* [PROBLEM TO WORK ON]:
Scan the entries and tally the lines that include the string "محايل". Reply with the figure alone.

* [LISTING]:

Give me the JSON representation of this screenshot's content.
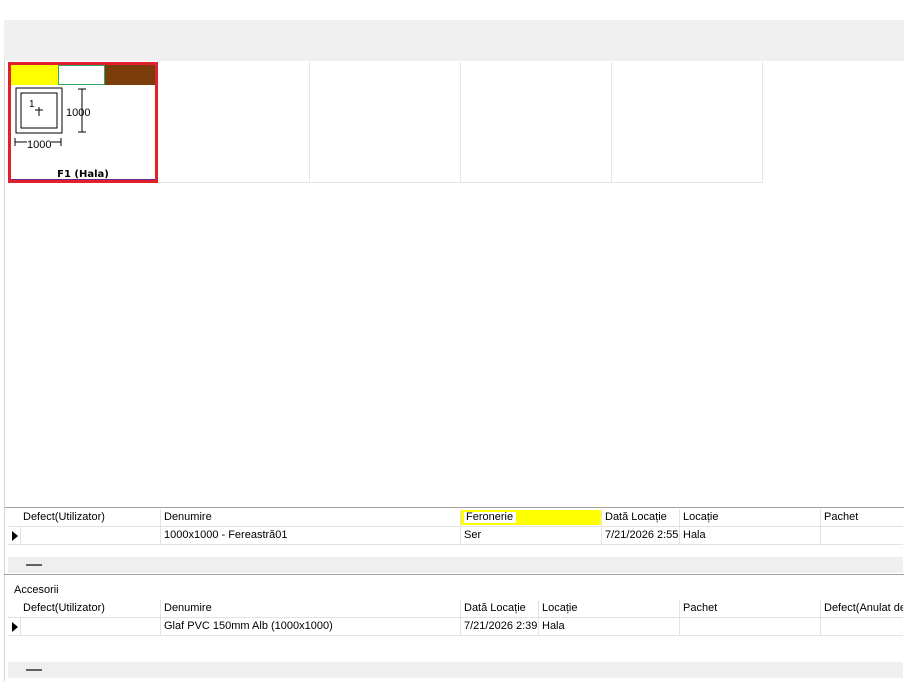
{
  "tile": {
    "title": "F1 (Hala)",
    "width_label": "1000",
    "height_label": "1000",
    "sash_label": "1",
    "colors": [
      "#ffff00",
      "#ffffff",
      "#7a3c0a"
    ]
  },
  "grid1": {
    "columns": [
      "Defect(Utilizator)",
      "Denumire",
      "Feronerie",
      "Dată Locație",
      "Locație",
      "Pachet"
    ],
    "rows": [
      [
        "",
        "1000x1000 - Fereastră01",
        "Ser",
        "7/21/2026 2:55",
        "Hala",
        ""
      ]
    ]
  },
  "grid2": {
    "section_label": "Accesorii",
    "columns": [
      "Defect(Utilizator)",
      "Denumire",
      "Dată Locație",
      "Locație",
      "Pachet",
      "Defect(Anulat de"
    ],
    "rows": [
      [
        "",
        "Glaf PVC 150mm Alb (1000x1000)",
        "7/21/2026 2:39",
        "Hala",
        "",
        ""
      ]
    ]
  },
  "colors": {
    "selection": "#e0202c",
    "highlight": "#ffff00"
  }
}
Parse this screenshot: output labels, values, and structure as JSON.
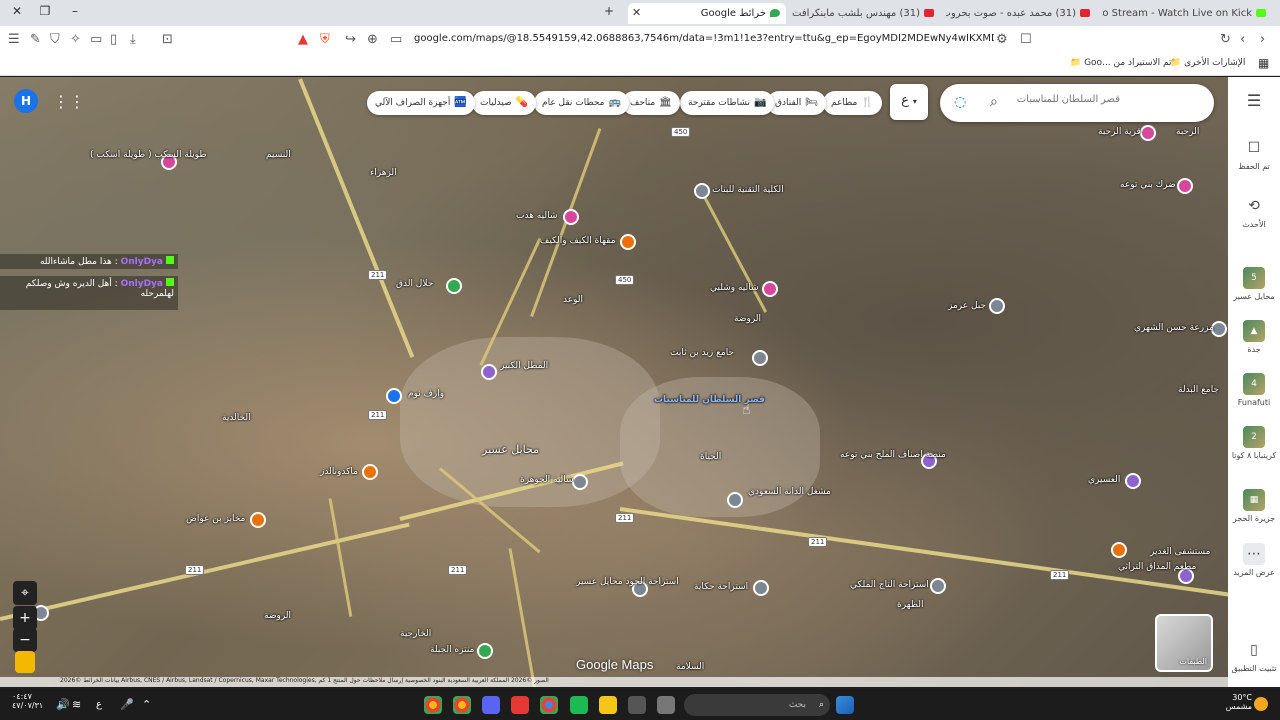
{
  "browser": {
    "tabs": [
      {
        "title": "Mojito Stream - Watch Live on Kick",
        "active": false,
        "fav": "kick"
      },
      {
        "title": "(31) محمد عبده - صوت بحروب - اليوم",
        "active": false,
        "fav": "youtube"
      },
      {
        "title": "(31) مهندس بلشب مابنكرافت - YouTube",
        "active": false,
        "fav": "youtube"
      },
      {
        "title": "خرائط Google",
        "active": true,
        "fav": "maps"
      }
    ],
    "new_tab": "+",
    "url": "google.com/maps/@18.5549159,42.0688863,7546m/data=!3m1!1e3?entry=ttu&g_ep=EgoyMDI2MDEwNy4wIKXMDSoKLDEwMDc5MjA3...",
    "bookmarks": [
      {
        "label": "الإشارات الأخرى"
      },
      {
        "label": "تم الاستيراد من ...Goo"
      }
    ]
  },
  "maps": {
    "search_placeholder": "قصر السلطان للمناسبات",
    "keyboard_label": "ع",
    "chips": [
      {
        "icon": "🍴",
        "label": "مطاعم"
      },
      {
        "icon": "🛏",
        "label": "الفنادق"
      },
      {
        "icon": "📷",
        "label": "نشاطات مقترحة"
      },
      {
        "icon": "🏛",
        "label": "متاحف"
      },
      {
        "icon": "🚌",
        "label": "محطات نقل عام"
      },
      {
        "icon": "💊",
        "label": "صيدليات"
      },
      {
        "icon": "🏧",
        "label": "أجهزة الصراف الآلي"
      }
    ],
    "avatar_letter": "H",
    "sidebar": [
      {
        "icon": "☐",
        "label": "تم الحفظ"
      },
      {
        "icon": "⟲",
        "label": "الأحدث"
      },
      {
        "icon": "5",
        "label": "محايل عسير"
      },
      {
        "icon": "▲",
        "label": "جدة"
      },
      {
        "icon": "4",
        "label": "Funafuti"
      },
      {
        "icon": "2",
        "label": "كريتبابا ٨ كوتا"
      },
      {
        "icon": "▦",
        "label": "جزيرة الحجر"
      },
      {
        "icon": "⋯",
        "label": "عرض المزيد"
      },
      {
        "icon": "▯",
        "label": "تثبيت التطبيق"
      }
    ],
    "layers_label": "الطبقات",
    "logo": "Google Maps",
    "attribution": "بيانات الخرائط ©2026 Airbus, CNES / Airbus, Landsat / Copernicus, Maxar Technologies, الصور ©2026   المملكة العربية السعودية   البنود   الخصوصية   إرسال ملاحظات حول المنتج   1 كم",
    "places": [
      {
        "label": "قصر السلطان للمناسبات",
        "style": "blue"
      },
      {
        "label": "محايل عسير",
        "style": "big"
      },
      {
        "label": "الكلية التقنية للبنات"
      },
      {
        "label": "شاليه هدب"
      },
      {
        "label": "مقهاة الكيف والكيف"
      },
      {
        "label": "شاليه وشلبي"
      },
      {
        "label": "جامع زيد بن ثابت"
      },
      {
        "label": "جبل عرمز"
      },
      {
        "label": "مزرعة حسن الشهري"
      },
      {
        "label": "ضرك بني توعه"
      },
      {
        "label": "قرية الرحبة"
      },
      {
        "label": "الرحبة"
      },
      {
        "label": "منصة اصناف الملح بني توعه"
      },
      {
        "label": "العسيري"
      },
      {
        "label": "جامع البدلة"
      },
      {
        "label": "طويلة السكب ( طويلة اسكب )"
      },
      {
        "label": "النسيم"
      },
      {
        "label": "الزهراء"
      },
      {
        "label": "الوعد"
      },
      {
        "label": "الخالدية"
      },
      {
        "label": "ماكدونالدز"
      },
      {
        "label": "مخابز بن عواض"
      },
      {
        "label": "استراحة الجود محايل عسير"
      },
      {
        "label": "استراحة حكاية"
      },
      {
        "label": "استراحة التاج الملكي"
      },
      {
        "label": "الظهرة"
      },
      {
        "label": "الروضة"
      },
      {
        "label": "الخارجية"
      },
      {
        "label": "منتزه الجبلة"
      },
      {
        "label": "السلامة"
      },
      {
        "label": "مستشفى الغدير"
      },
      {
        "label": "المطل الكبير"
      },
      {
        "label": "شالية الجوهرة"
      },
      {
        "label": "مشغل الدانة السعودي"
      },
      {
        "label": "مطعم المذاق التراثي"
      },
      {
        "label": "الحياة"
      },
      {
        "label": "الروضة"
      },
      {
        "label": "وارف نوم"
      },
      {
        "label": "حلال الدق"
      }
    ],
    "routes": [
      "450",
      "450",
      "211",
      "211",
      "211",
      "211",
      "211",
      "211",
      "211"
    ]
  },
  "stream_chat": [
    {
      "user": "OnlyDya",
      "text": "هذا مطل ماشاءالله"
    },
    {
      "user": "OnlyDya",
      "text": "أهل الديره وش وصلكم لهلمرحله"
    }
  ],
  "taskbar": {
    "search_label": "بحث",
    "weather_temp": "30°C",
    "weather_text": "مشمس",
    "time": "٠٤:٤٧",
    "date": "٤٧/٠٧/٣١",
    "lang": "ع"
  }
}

...

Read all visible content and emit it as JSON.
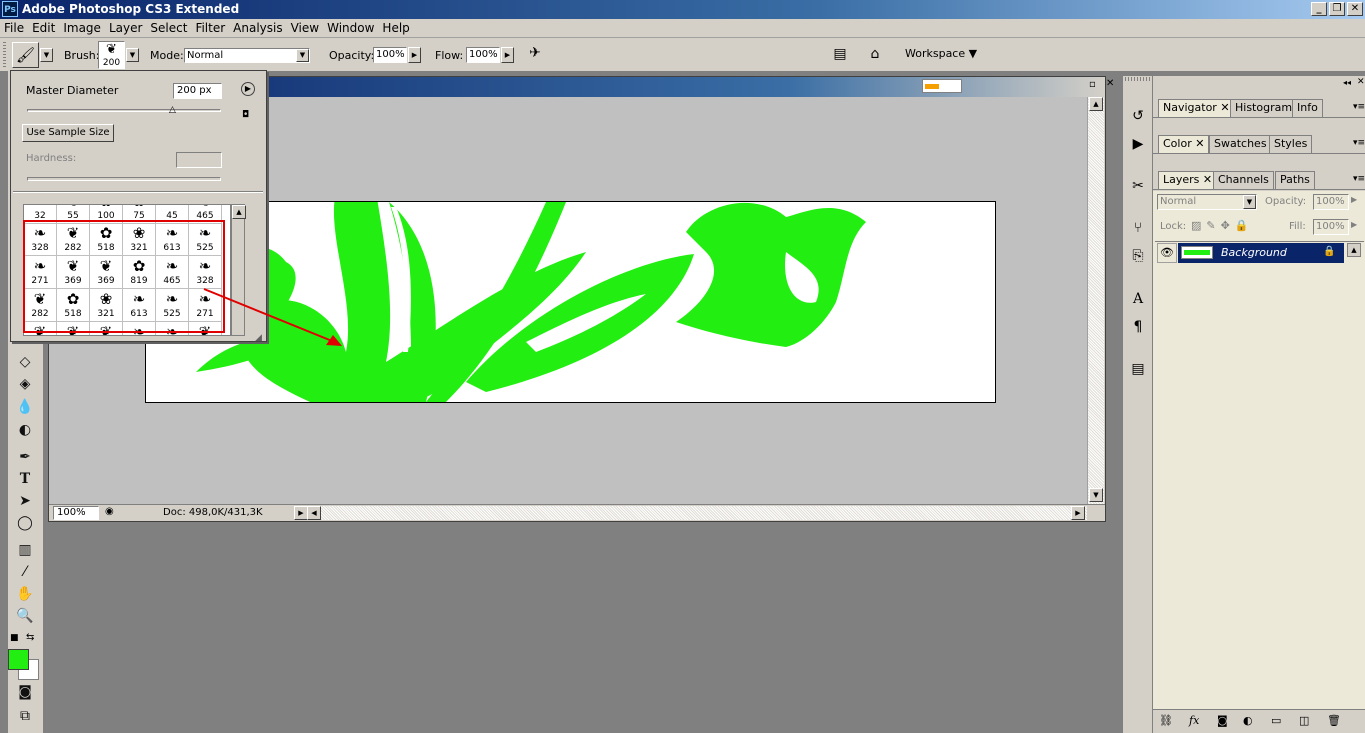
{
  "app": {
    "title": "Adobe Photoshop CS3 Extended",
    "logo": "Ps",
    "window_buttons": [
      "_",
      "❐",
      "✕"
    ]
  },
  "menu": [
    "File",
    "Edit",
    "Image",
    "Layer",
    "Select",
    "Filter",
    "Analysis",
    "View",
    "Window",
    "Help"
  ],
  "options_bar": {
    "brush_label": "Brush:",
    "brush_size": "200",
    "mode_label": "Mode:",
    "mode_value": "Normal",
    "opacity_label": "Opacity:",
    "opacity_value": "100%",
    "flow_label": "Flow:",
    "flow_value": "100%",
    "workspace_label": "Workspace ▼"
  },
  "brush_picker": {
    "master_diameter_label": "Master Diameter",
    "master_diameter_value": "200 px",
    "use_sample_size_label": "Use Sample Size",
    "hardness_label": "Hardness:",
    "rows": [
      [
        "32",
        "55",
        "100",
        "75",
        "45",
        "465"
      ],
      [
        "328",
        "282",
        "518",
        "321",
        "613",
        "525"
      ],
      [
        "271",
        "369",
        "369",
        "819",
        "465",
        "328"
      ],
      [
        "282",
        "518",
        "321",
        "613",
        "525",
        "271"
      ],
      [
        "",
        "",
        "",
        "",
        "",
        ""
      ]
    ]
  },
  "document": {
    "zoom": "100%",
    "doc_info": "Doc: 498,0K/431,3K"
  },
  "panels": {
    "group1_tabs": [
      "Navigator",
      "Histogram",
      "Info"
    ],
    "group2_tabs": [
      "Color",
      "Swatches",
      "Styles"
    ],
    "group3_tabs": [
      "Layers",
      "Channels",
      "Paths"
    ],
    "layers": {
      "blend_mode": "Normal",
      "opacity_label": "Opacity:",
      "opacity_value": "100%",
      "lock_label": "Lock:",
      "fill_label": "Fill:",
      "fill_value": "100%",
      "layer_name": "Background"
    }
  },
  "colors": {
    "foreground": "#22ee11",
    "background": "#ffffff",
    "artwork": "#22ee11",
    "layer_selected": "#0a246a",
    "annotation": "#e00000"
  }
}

---

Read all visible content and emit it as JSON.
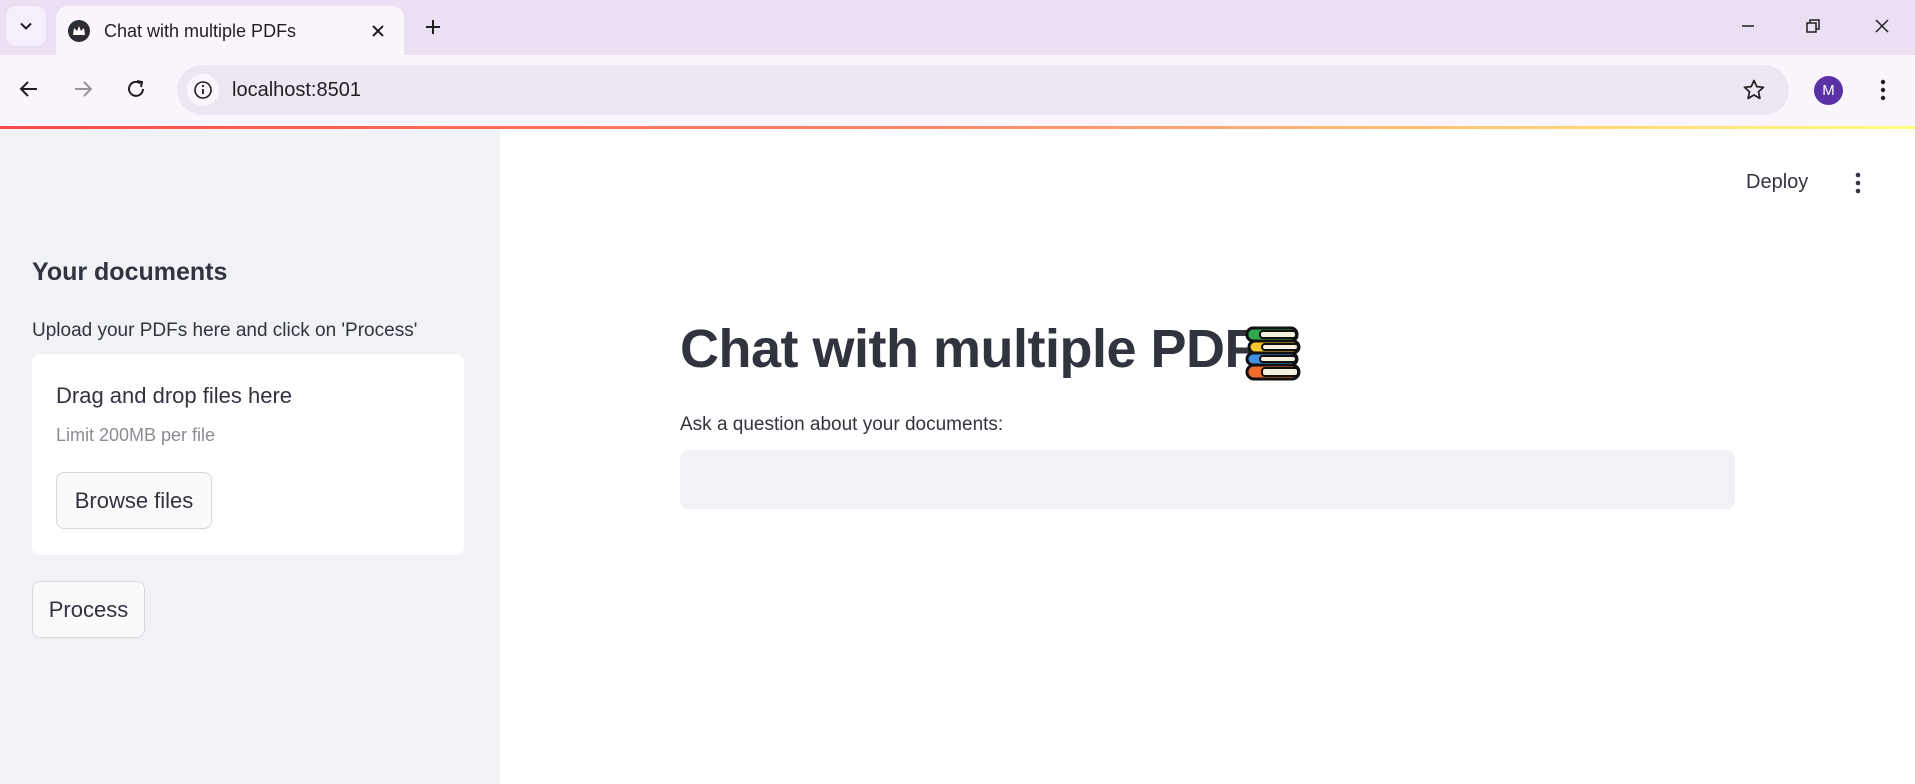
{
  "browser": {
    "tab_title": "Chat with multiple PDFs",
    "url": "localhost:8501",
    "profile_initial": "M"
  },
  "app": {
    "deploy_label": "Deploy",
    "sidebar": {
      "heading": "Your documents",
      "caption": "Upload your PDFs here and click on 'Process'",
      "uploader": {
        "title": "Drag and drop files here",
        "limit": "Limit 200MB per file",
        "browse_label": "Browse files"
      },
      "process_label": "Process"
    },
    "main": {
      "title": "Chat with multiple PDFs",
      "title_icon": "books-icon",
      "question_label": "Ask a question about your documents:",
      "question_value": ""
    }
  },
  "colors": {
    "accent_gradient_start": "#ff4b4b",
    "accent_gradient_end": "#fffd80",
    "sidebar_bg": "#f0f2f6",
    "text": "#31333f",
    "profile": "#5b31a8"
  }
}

* [SOLUTION FOR THIS EXERCISE]:
3